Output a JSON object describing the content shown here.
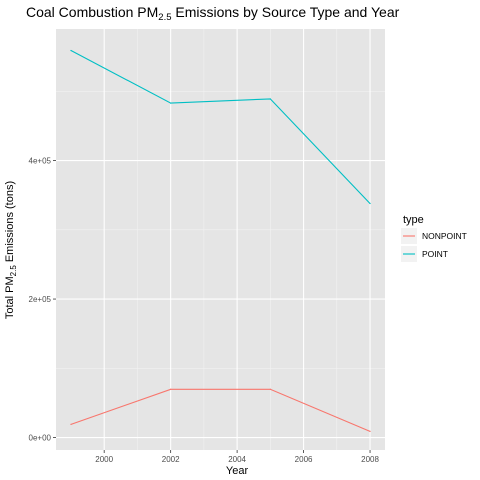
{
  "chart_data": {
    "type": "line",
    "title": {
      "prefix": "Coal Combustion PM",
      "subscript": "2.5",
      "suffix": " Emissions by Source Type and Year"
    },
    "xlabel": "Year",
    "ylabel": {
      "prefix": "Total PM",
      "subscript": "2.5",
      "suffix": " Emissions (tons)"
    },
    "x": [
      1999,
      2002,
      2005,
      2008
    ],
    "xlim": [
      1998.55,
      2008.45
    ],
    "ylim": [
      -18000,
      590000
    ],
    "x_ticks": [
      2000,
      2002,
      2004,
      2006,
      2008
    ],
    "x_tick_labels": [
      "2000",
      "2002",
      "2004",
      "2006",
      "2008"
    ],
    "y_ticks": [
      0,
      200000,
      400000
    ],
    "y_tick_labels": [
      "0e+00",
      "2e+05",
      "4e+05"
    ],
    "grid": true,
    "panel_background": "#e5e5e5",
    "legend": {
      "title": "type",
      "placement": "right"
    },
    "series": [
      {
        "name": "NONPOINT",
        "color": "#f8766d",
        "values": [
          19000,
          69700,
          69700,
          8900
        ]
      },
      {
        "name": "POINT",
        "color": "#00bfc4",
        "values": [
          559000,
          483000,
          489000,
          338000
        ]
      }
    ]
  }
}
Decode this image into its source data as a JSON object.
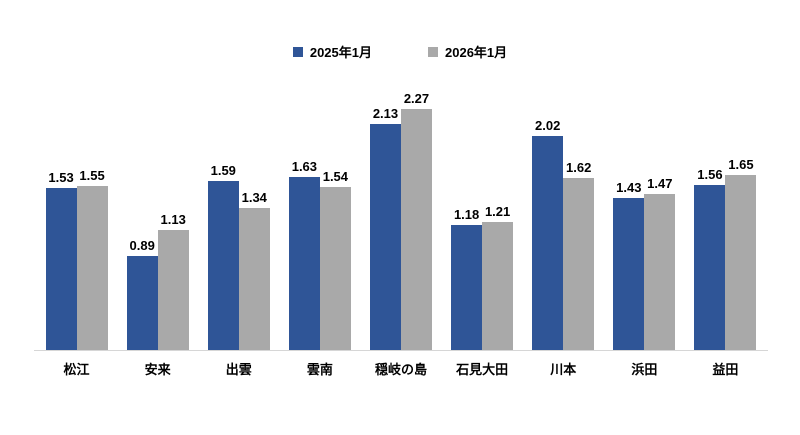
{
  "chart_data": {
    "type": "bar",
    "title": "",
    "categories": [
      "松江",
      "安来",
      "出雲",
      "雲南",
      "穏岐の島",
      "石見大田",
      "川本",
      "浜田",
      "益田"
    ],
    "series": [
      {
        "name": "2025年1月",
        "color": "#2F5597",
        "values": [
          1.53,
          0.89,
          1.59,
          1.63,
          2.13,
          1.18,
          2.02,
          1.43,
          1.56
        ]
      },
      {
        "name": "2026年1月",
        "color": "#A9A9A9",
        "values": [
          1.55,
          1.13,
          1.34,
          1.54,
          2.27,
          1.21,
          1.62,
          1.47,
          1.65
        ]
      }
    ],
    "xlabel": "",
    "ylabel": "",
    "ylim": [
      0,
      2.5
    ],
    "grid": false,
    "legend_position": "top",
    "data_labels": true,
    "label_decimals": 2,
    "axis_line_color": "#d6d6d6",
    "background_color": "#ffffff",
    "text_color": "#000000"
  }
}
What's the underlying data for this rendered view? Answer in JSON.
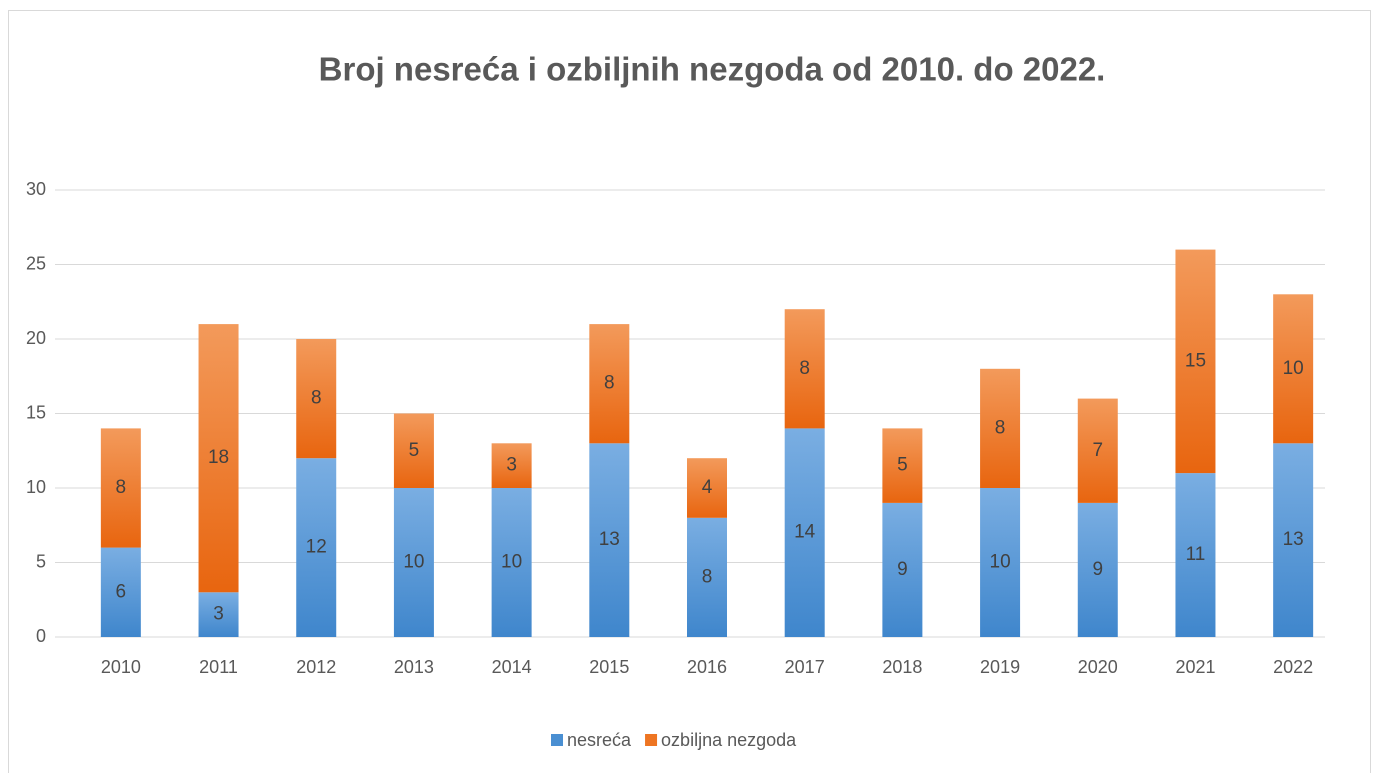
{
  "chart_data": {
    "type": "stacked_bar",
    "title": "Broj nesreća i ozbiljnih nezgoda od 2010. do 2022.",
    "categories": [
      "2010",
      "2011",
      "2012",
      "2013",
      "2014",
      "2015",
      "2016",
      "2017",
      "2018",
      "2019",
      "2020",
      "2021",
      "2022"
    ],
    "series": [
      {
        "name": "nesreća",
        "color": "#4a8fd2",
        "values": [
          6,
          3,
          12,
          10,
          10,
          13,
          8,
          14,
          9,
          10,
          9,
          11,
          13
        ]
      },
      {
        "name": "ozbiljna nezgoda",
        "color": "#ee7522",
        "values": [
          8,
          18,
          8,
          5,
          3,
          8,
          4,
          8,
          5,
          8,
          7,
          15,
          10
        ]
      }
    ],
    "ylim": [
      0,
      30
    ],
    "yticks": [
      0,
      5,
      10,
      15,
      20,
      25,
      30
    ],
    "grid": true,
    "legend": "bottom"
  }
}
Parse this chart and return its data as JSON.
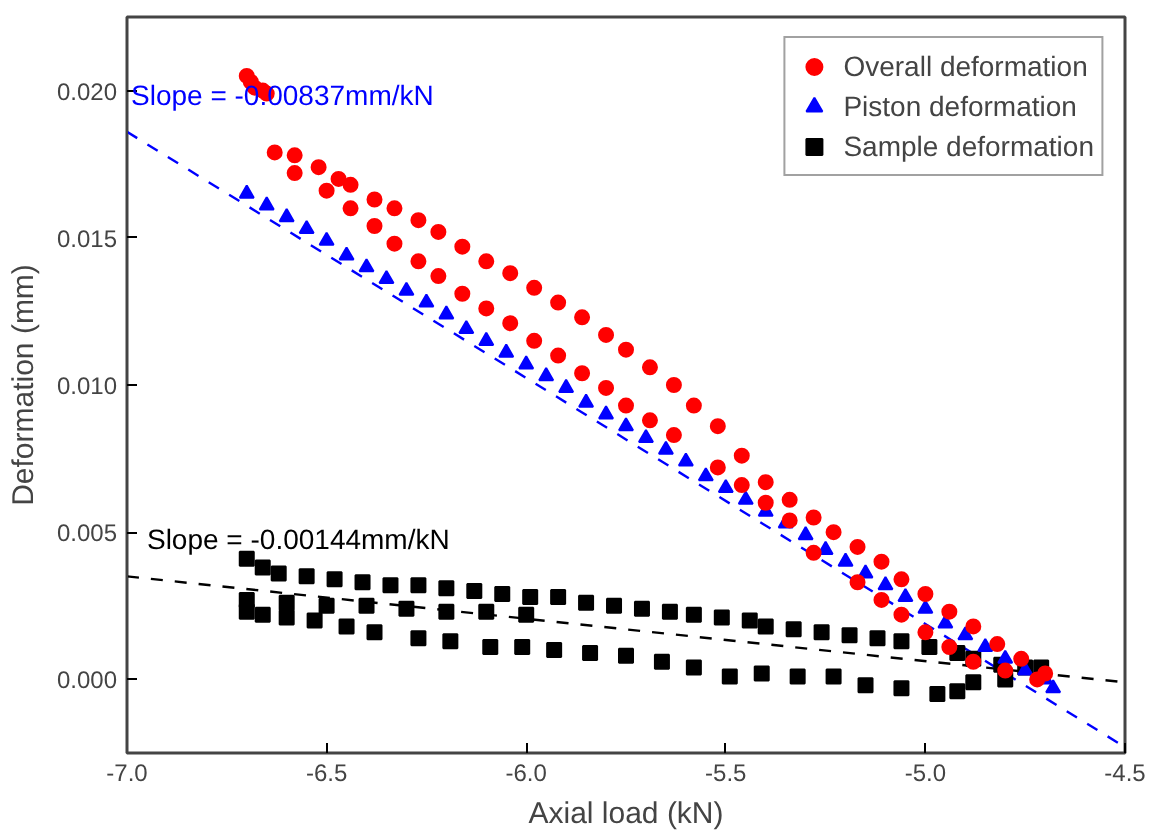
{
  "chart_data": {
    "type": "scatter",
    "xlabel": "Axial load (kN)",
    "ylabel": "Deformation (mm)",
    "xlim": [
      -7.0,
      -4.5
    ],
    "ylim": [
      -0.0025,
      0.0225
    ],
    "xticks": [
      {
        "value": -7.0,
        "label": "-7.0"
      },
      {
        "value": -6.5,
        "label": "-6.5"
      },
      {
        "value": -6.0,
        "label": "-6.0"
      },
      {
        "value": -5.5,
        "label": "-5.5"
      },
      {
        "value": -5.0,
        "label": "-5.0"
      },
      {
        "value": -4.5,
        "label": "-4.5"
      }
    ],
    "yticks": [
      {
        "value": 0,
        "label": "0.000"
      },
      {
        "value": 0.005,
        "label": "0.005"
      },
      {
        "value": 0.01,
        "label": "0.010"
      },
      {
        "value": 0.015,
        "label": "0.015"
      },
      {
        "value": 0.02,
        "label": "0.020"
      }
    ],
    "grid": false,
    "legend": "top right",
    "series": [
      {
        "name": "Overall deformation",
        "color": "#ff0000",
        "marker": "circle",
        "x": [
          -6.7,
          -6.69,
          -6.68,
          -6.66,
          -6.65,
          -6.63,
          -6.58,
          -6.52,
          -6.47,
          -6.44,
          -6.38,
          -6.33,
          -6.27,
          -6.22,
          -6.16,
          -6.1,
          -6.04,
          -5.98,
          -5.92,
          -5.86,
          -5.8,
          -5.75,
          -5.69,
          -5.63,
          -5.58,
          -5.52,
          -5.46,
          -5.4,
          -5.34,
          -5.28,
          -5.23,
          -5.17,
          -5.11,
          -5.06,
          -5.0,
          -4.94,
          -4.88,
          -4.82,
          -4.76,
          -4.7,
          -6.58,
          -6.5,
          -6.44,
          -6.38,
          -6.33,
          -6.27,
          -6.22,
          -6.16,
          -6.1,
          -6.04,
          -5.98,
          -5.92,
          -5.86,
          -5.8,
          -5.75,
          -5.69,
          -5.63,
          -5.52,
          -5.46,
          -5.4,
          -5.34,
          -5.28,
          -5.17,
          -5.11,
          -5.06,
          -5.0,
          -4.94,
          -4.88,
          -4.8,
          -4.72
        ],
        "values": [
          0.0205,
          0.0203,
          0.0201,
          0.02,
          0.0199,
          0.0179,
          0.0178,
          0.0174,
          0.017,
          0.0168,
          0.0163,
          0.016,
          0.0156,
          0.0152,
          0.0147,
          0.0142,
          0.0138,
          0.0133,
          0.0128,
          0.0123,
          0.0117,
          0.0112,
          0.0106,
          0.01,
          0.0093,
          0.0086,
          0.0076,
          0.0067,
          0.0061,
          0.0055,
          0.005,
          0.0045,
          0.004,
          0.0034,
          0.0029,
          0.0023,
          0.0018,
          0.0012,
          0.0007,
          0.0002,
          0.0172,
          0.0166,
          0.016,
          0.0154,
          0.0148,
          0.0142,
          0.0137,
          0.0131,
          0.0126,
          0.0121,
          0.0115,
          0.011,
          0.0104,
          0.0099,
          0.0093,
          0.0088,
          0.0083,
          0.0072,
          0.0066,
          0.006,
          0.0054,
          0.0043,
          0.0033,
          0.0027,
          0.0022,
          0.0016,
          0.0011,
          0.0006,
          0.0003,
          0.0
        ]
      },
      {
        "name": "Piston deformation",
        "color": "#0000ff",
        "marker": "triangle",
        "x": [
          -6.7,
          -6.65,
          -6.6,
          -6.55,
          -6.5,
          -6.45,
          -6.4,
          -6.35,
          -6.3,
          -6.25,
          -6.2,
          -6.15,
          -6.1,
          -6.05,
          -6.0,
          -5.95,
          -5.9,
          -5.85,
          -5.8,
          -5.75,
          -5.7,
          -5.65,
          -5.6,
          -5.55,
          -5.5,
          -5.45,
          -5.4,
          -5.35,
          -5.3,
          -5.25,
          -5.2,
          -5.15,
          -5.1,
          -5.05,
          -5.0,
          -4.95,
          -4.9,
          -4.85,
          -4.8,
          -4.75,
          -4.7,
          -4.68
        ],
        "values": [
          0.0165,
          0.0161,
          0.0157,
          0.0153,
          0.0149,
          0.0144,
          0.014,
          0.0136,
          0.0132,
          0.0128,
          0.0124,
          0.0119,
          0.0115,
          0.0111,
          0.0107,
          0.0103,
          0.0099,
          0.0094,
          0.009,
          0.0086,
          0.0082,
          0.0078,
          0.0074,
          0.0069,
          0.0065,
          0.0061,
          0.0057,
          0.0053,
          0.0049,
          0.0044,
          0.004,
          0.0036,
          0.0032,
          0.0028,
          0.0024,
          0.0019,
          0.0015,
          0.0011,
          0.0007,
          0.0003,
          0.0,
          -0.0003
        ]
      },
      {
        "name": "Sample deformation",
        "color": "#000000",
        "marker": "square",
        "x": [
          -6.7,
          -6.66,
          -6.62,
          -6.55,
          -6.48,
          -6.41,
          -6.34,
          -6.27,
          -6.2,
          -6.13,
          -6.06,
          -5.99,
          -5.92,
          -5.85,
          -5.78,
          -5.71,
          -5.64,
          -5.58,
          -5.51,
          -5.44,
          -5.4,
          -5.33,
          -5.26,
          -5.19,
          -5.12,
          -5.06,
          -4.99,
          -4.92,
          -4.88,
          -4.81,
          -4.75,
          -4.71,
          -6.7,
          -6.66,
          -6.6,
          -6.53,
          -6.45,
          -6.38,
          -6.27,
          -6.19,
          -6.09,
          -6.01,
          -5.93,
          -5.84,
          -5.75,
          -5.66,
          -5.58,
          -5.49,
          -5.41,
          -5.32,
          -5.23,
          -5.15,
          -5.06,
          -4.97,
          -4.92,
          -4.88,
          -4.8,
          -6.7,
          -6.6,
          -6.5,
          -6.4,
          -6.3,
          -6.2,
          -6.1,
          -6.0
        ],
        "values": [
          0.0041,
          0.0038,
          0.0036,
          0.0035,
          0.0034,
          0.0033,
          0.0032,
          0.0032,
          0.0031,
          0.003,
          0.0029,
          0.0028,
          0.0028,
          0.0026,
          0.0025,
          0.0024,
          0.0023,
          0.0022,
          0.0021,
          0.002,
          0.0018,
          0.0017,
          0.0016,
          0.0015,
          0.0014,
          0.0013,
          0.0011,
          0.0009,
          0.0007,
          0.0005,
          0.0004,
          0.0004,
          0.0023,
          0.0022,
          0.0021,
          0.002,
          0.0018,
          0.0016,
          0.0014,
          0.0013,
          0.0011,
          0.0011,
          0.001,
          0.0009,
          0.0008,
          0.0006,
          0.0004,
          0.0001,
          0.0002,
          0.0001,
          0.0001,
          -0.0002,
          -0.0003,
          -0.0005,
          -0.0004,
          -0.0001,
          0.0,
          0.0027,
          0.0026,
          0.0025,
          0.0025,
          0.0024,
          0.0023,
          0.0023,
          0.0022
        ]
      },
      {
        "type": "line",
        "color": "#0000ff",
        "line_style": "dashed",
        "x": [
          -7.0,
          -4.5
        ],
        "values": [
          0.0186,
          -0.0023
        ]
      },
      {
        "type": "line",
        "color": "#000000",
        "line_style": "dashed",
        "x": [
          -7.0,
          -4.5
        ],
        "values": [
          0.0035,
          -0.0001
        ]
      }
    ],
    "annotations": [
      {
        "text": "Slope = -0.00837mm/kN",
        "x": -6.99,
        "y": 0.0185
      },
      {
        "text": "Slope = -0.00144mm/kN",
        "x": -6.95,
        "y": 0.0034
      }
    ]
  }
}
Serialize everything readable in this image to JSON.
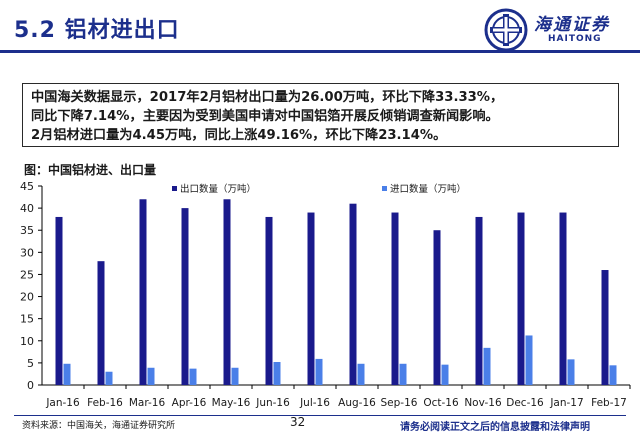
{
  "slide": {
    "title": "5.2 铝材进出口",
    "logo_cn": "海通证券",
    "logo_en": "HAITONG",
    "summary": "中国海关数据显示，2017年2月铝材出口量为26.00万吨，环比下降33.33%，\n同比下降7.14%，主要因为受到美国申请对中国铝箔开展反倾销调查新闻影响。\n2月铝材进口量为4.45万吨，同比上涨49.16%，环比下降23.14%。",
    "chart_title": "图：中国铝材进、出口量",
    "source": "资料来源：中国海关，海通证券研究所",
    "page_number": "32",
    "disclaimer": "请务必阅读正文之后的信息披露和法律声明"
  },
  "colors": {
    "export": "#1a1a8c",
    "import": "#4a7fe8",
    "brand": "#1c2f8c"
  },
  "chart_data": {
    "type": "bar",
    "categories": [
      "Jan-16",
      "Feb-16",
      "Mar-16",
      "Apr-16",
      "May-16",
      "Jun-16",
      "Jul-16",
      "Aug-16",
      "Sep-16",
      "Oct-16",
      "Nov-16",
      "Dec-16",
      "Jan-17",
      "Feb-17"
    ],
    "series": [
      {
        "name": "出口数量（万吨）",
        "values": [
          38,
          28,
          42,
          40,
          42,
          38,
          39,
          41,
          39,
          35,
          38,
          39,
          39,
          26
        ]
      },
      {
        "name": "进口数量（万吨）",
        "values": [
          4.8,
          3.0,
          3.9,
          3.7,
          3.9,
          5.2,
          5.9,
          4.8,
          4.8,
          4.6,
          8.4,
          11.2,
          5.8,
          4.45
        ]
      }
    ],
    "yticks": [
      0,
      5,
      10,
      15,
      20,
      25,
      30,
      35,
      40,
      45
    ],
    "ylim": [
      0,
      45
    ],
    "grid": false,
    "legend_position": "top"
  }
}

********************

Set task ▸ Please retype, exactly and with the pictures left out, the lines from the line containing "Serialize everything readable" through the last line of the records above.

Solution below ▸
Serialize everything readable in this image to JSON.
{
  "slide": {
    "title": "5.2 铝材进出口",
    "logo_cn": "海通证券",
    "logo_en": "HAITONG",
    "summary": "中国海关数据显示，2017年2月铝材出口量为26.00万吨，环比下降33.33%，\n同比下降7.14%，主要因为受到美国申请对中国铝箔开展反倾销调查新闻影响。\n2月铝材进口量为4.45万吨，同比上涨49.16%，环比下降23.14%。",
    "chart_title": "图：中国铝材进、出口量",
    "source": "资料来源：中国海关，海通证券研究所",
    "page_number": "32",
    "disclaimer": "请务必阅读正文之后的信息披露和法律声明"
  },
  "colors": {
    "export": "#1a1a8c",
    "import": "#4a7fe8",
    "brand": "#1c2f8c"
  },
  "chart_data": {
    "type": "bar",
    "categories": [
      "Jan-16",
      "Feb-16",
      "Mar-16",
      "Apr-16",
      "May-16",
      "Jun-16",
      "Jul-16",
      "Aug-16",
      "Sep-16",
      "Oct-16",
      "Nov-16",
      "Dec-16",
      "Jan-17",
      "Feb-17"
    ],
    "series": [
      {
        "name": "出口数量（万吨）",
        "values": [
          38,
          28,
          42,
          40,
          42,
          38,
          39,
          41,
          39,
          35,
          38,
          39,
          39,
          26
        ]
      },
      {
        "name": "进口数量（万吨）",
        "values": [
          4.8,
          3.0,
          3.9,
          3.7,
          3.9,
          5.2,
          5.9,
          4.8,
          4.8,
          4.6,
          8.4,
          11.2,
          5.8,
          4.45
        ]
      }
    ],
    "yticks": [
      0,
      5,
      10,
      15,
      20,
      25,
      30,
      35,
      40,
      45
    ],
    "ylim": [
      0,
      45
    ],
    "grid": false,
    "legend_position": "top"
  }
}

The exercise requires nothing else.